Gather the lines that hold the string "this".

######

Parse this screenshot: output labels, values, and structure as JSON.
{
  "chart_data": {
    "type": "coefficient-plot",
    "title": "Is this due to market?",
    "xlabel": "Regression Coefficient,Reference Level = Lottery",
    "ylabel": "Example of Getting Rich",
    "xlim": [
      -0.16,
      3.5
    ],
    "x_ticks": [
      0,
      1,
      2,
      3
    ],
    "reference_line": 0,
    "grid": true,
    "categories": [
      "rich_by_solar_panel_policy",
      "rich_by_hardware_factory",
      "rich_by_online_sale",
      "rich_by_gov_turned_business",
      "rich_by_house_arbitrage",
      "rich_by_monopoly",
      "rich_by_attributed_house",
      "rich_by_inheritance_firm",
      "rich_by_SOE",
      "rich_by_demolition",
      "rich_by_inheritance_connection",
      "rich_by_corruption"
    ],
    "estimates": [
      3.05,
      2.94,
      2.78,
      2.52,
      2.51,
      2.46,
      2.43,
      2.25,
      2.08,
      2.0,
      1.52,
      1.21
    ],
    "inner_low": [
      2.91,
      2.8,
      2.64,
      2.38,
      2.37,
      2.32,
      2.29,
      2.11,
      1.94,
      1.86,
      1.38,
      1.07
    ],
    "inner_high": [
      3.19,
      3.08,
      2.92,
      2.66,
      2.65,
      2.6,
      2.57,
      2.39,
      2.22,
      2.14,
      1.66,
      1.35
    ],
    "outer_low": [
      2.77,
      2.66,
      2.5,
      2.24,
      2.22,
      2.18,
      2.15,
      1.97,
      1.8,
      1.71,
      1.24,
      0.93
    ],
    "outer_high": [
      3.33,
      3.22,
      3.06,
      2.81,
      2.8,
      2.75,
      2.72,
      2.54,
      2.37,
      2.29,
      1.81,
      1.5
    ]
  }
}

######

Problem solution:
Parse this screenshot: output labels, values, and structure as JSON.
    "title": "Is this due to market?",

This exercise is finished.